[Layout element annotations]

---+---

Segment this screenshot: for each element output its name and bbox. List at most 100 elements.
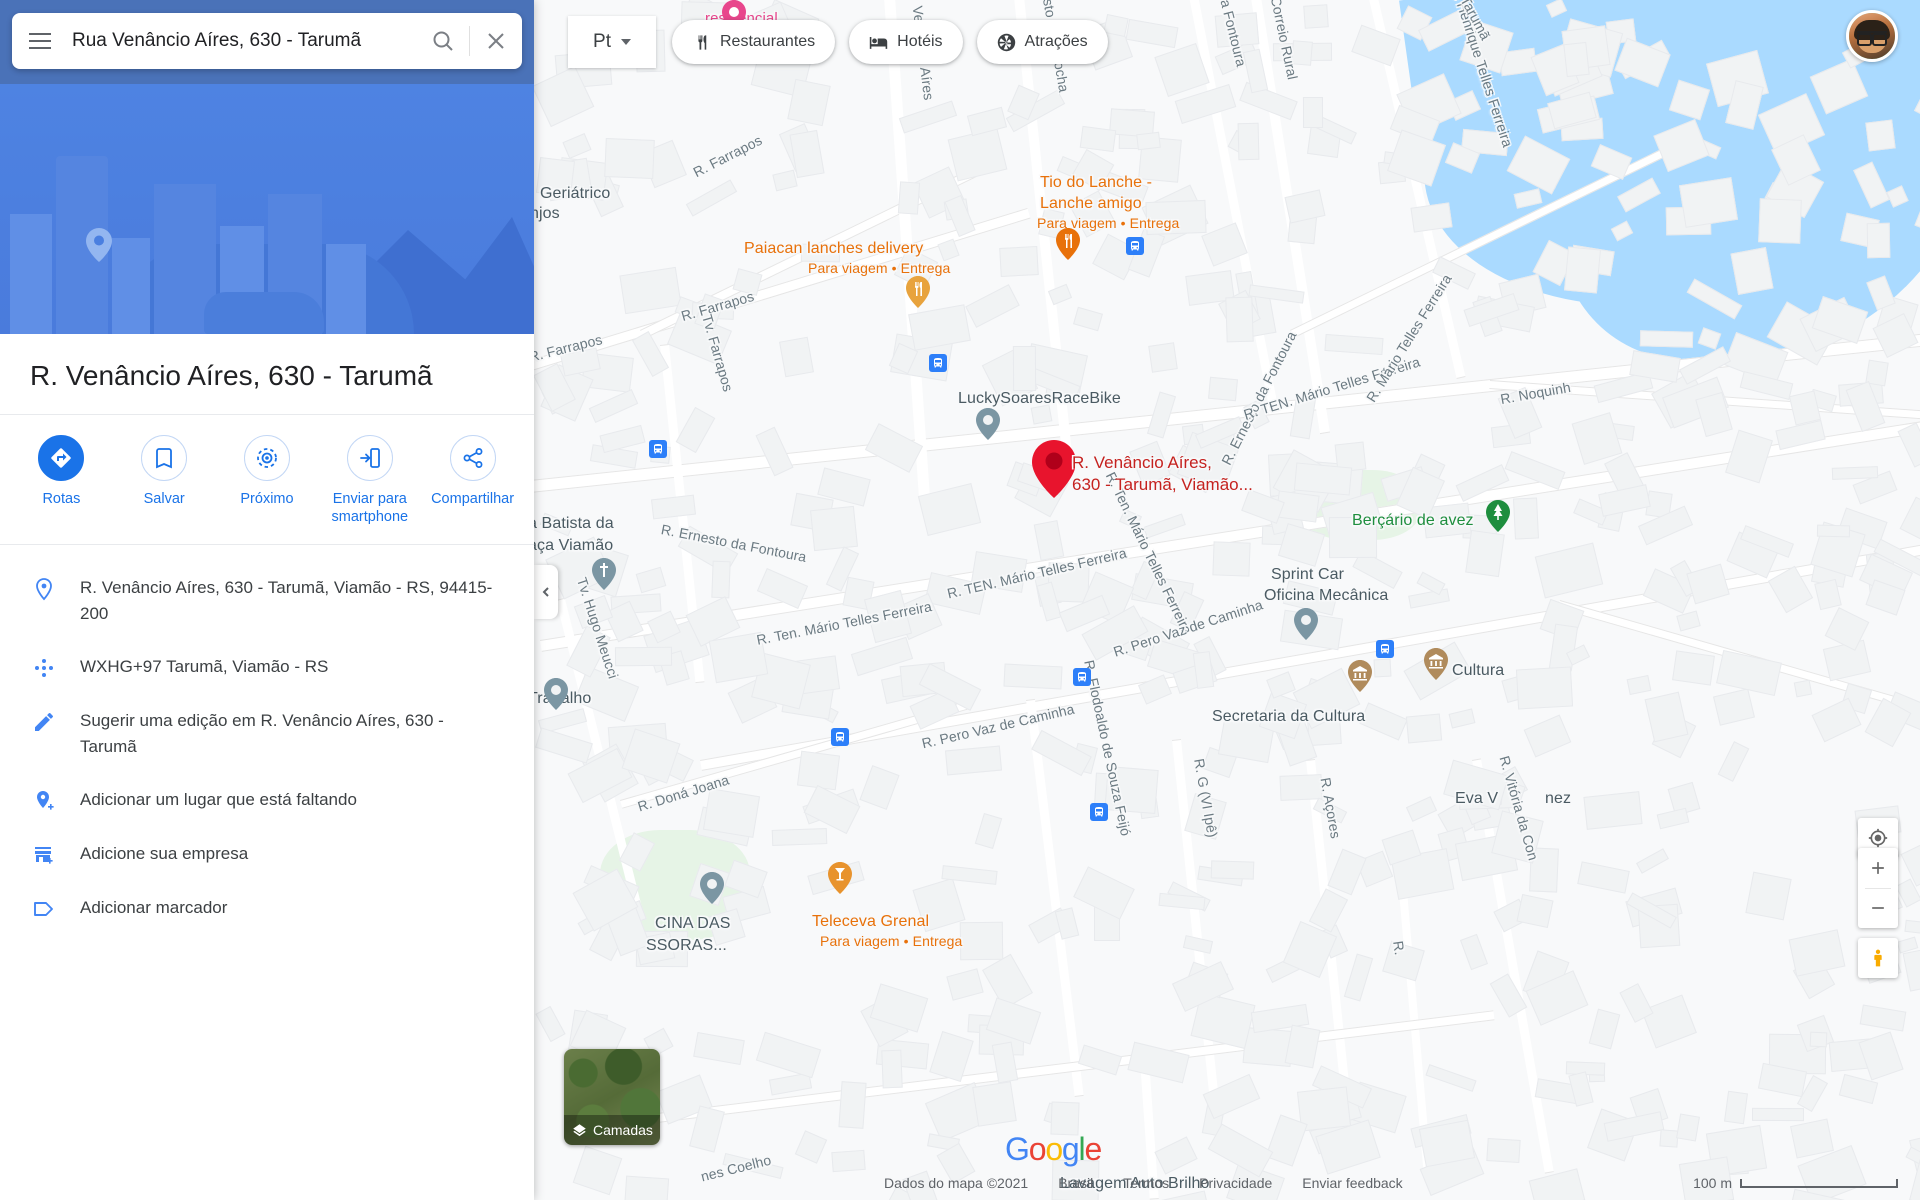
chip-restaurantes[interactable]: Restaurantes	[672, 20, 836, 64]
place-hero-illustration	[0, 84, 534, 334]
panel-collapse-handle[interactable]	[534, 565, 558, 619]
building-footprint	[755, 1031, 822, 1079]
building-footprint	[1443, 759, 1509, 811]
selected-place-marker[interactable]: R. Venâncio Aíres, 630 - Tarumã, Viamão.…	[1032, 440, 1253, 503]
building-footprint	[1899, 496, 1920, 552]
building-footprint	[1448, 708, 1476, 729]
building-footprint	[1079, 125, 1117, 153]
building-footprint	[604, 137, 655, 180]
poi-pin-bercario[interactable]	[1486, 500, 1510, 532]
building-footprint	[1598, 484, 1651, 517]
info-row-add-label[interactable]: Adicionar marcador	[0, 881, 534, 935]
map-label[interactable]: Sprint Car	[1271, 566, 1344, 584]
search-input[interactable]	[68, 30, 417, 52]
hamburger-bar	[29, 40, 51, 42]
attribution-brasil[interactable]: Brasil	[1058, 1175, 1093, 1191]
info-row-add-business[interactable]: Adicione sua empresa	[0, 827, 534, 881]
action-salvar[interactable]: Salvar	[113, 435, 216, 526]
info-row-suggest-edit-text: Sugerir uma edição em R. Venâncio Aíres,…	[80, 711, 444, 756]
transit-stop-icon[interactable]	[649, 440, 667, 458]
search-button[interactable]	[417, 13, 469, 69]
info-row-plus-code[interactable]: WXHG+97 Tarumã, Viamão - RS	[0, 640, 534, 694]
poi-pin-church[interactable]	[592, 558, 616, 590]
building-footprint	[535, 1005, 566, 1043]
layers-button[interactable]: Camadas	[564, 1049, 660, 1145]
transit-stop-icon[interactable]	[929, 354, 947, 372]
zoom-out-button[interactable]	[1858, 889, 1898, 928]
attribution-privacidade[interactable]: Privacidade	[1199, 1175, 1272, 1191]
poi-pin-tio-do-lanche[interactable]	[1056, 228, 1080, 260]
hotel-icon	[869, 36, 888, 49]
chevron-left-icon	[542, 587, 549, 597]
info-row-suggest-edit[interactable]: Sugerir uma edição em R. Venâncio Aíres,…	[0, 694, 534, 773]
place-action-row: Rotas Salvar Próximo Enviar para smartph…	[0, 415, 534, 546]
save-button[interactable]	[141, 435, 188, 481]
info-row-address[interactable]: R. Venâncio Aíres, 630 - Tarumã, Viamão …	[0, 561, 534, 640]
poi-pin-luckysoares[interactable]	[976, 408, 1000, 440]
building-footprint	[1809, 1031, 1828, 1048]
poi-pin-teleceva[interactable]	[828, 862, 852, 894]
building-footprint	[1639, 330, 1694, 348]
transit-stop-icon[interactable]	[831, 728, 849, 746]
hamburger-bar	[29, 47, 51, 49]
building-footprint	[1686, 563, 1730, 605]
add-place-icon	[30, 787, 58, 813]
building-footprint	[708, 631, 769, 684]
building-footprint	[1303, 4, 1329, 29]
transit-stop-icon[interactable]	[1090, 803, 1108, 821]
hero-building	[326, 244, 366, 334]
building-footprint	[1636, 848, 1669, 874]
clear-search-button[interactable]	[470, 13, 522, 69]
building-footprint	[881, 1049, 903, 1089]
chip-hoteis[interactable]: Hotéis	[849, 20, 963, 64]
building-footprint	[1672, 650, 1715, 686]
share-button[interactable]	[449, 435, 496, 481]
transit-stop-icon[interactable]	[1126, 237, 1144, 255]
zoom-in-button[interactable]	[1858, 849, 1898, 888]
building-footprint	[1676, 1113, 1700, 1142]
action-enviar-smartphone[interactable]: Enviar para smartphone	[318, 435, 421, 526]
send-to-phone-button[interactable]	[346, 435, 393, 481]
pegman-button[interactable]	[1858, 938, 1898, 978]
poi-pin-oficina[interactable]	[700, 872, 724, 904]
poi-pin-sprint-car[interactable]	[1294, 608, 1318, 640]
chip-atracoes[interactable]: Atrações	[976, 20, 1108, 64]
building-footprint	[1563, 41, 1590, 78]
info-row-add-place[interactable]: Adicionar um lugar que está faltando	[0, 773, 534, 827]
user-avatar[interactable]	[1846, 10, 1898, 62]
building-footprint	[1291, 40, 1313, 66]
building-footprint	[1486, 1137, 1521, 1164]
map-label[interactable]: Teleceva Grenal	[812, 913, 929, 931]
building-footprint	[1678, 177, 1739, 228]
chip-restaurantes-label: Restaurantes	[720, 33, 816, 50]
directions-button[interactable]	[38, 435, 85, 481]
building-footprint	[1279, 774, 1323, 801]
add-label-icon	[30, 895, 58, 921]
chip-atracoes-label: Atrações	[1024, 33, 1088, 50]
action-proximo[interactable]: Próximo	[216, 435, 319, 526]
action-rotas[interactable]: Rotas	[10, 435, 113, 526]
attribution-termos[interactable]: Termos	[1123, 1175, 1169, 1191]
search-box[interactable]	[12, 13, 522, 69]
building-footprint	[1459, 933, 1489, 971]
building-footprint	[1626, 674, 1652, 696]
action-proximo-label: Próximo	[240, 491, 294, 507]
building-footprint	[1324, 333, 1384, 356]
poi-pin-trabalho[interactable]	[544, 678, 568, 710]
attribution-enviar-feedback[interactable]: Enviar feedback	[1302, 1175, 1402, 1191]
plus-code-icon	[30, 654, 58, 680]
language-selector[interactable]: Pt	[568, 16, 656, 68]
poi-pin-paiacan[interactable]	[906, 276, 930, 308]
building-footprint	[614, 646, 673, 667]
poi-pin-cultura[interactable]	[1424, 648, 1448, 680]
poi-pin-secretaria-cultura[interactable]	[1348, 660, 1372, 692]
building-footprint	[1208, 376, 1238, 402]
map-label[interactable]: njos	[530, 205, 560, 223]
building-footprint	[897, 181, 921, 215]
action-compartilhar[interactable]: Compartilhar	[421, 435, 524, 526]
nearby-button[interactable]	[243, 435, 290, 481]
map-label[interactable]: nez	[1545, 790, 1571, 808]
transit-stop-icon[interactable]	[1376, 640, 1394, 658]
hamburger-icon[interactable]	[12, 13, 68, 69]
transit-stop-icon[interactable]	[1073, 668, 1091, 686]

---+---

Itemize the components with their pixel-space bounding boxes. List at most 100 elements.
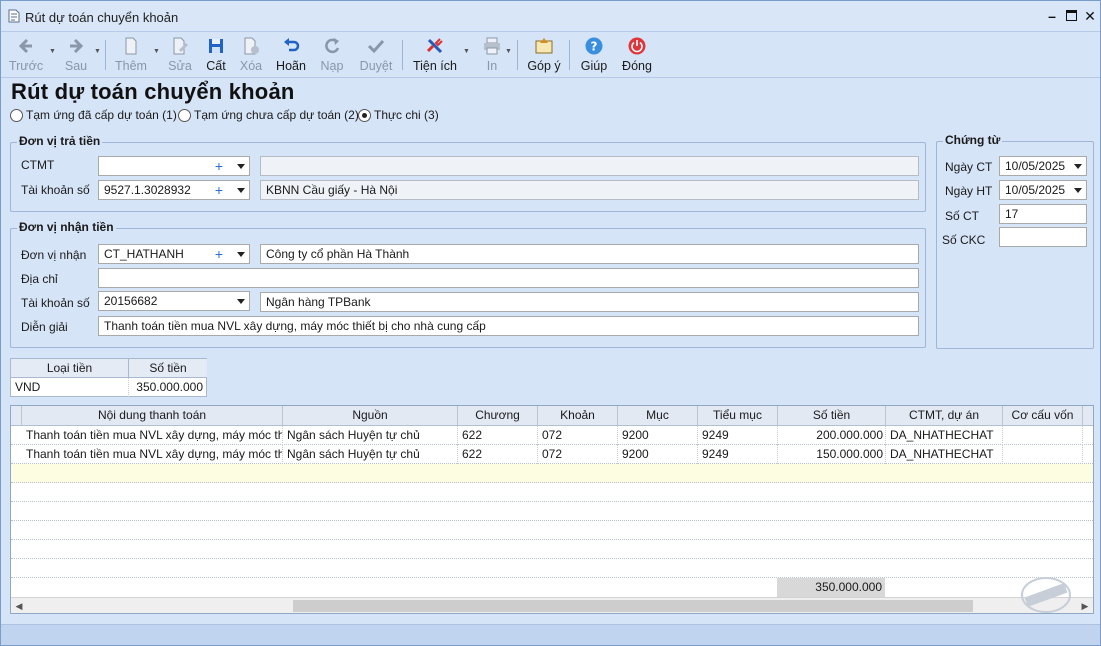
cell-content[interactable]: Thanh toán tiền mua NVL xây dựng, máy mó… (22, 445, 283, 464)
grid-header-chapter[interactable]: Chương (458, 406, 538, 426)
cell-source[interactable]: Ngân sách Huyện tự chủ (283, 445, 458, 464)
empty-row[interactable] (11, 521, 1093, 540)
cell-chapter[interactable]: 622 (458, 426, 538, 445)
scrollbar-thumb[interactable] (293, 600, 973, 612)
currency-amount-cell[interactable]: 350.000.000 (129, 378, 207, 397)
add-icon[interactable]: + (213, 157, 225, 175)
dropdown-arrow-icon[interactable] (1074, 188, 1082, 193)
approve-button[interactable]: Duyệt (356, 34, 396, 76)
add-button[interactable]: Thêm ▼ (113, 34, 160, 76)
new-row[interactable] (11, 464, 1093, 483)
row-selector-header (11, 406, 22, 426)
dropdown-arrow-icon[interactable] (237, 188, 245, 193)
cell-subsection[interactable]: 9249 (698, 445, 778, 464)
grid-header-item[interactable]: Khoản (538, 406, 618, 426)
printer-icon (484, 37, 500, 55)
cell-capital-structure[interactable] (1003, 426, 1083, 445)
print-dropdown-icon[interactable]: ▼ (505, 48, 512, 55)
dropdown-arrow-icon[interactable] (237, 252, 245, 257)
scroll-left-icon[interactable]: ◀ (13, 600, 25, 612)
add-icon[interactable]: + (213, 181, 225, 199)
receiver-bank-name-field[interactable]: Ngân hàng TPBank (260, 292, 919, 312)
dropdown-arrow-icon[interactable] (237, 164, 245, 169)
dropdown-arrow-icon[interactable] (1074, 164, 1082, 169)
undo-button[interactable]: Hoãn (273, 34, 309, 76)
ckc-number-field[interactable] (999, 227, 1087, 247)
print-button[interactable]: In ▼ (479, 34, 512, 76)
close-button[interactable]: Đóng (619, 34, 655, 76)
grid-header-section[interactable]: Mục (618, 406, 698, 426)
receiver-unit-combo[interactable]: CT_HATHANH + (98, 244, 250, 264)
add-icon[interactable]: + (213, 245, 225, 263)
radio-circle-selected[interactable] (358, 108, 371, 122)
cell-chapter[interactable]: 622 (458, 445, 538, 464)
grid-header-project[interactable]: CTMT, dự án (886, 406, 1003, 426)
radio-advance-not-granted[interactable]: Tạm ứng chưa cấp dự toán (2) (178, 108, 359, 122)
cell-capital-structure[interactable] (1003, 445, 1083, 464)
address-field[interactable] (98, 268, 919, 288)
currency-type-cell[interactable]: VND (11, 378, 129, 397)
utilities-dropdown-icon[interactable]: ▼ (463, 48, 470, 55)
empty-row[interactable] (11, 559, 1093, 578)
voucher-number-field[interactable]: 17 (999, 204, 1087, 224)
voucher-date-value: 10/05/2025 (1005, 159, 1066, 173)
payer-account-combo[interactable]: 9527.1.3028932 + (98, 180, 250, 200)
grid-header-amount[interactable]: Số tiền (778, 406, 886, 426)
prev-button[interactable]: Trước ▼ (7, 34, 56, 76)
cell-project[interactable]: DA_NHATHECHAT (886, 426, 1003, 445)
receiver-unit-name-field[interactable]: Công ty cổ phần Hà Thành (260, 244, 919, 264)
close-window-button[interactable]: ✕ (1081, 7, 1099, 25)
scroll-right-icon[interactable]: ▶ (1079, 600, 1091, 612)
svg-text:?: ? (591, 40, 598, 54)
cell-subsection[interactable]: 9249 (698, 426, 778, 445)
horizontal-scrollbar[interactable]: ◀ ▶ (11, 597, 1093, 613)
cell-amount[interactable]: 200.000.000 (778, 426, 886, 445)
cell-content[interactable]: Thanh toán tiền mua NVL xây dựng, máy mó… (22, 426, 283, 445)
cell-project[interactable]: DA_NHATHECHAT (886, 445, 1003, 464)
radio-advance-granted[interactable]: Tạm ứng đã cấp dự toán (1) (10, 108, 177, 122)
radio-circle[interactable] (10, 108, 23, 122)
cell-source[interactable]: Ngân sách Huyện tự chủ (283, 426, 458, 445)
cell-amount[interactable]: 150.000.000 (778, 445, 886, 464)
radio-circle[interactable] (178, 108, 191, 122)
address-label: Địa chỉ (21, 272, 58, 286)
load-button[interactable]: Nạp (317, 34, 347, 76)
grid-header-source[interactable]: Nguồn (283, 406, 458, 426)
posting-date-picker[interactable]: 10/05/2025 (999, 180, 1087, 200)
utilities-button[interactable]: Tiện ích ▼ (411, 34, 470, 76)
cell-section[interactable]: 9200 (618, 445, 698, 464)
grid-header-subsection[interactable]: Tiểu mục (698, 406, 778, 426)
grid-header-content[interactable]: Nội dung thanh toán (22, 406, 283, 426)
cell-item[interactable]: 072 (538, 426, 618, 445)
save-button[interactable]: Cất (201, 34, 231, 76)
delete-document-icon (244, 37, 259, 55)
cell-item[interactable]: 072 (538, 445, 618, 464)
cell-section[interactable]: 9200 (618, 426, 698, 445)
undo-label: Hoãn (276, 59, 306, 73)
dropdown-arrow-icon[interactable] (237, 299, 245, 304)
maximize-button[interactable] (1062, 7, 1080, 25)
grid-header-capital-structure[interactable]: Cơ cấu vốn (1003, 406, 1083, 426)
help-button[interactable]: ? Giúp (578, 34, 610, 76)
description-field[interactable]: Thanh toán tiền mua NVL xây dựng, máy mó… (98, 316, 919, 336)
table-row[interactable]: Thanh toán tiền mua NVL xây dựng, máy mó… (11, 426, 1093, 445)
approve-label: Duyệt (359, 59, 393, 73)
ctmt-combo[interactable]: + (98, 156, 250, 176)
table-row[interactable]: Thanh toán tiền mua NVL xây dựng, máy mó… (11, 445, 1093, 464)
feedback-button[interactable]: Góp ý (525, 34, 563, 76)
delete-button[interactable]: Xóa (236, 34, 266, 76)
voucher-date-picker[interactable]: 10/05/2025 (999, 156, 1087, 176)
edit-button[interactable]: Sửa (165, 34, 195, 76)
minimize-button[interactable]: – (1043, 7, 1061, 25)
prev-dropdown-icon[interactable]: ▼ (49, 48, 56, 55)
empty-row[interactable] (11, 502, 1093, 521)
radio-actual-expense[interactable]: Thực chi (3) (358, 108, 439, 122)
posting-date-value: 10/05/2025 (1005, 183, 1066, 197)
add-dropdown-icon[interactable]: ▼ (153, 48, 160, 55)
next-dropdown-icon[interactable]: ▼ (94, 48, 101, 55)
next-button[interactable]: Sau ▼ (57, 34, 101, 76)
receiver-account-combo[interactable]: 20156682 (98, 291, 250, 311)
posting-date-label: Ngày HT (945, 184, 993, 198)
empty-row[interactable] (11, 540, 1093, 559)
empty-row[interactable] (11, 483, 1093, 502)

---+---

## Instructions for the task
Copy out the material word for word, starting at the line that contains "445, 283, 464)" and ending at the line that contains "cell-capital-structure[interactable] (1003, 426, 1083, 445)", with both of those lines included.

## Solution
cell-content[interactable]: Thanh toán tiền mua NVL xây dựng, máy mó… (22, 445, 283, 464)
grid-header-chapter[interactable]: Chương (458, 406, 538, 426)
cell-source[interactable]: Ngân sách Huyện tự chủ (283, 445, 458, 464)
empty-row[interactable] (11, 521, 1093, 540)
cell-chapter[interactable]: 622 (458, 426, 538, 445)
scrollbar-thumb[interactable] (293, 600, 973, 612)
currency-amount-cell[interactable]: 350.000.000 (129, 378, 207, 397)
add-icon[interactable]: + (213, 157, 225, 175)
dropdown-arrow-icon[interactable] (1074, 188, 1082, 193)
approve-button[interactable]: Duyệt (356, 34, 396, 76)
add-button[interactable]: Thêm ▼ (113, 34, 160, 76)
new-row[interactable] (11, 464, 1093, 483)
row-selector-header (11, 406, 22, 426)
dropdown-arrow-icon[interactable] (237, 188, 245, 193)
cell-subsection[interactable]: 9249 (698, 445, 778, 464)
grid-header-item[interactable]: Khoản (538, 406, 618, 426)
printer-icon (484, 37, 500, 55)
cell-capital-structure[interactable] (1003, 426, 1083, 445)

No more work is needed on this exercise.